→ Task goal:
How many lines of these entries include the string "create"? State the number alone.

→ Extracted information:

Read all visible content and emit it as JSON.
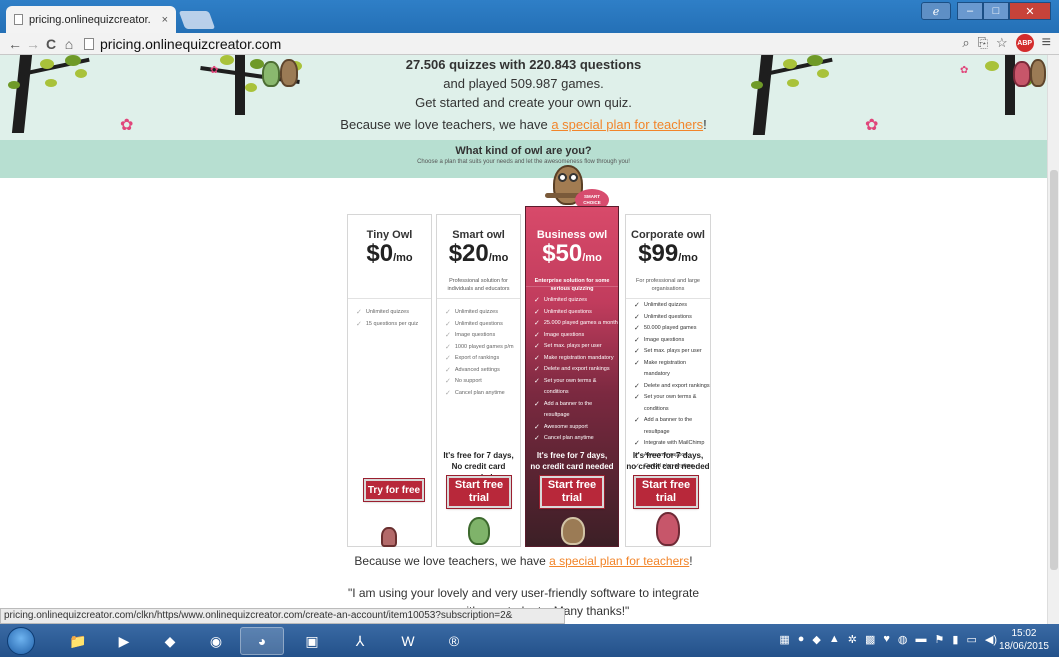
{
  "browser": {
    "tab_title": "pricing.onlinequizcreator.",
    "tab_close": "×",
    "url": "pricing.onlinequizcreator.com",
    "nav": {
      "back": "←",
      "forward": "→",
      "reload": "C",
      "home": "⌂"
    },
    "abp_label": "ABP",
    "menu_icon": "≡"
  },
  "hero": {
    "line1": "27.506 quizzes with 220.843 questions",
    "line2": "and played 509.987 games.",
    "line3": "Get started and create your own quiz.",
    "teachers_prefix": "Because we love teachers, we have ",
    "teachers_link": "a special plan for teachers",
    "teachers_suffix": "!"
  },
  "owl_section": {
    "title": "What kind of owl are you?",
    "subtitle": "Choose a plan that suits your needs and let the awesomeness flow through you!"
  },
  "plans": [
    {
      "name": "Tiny Owl",
      "price": "$0",
      "unit": "/mo",
      "description": "",
      "features": [
        "Unlimited quizzes",
        "15 questions per quiz"
      ],
      "cta": "Try for free"
    },
    {
      "name": "Smart owl",
      "price": "$20",
      "unit": "/mo",
      "description": "Professional solution for individuals and educators",
      "features": [
        "Unlimited quizzes",
        "Unlimited questions",
        "Image questions",
        "1000 played games p/m",
        "Export of rankings",
        "Advanced settings",
        "No support",
        "Cancel plan anytime"
      ],
      "free_note1": "It's free for 7 days,",
      "free_note2": "No credit card needed",
      "cta": "Start free trial"
    },
    {
      "name": "Business owl",
      "price": "$50",
      "unit": "/mo",
      "description": "Enterprise solution for some serious quizzing",
      "badge": "SMART CHOICE",
      "features": [
        "Unlimited quizzes",
        "Unlimited questions",
        "25.000 played games a month",
        "Image questions",
        "Set max. plays per user",
        "Make registration mandatory",
        "Delete and export rankings",
        "Set your own terms & conditions",
        "Add a banner to the resultpage",
        "Awesome support",
        "Cancel plan anytime"
      ],
      "free_note1": "It's free for 7 days,",
      "free_note2": "no credit card needed",
      "cta": "Start free trial"
    },
    {
      "name": "Corporate owl",
      "price": "$99",
      "unit": "/mo",
      "description": "For professional and large organisations",
      "features": [
        "Unlimited quizzes",
        "Unlimited questions",
        "50.000 played games",
        "Image questions",
        "Set max. plays per user",
        "Make registration mandatory",
        "Delete and export rankings",
        "Set your own terms & conditions",
        "Add a banner to the resultpage",
        "Integrate with MailChimp",
        "Awesome support",
        "Cancel plan anytime"
      ],
      "free_note1": "It's free for 7 days,",
      "free_note2": "no credit card needed",
      "cta": "Start free trial"
    }
  ],
  "bottom": {
    "teachers_prefix": "Because we love teachers, we have ",
    "teachers_link": "a special plan for teachers",
    "teachers_suffix": "!",
    "quote_line1": "\"I am using your lovely and very user-friendly software to integrate",
    "quote_line2": "with my students. Many thanks!\""
  },
  "status_bar": "pricing.onlinequizcreator.com/clkn/https/www.onlinequizcreator.com/create-an-account/item10053?subscription=2&",
  "taskbar": {
    "time": "15:02",
    "date": "18/06/2015"
  },
  "colors": {
    "accent": "#b8283a",
    "hero_bg": "#dff0ea",
    "band_bg": "#b7dfd1",
    "link": "#f2852a"
  }
}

→ Response:
2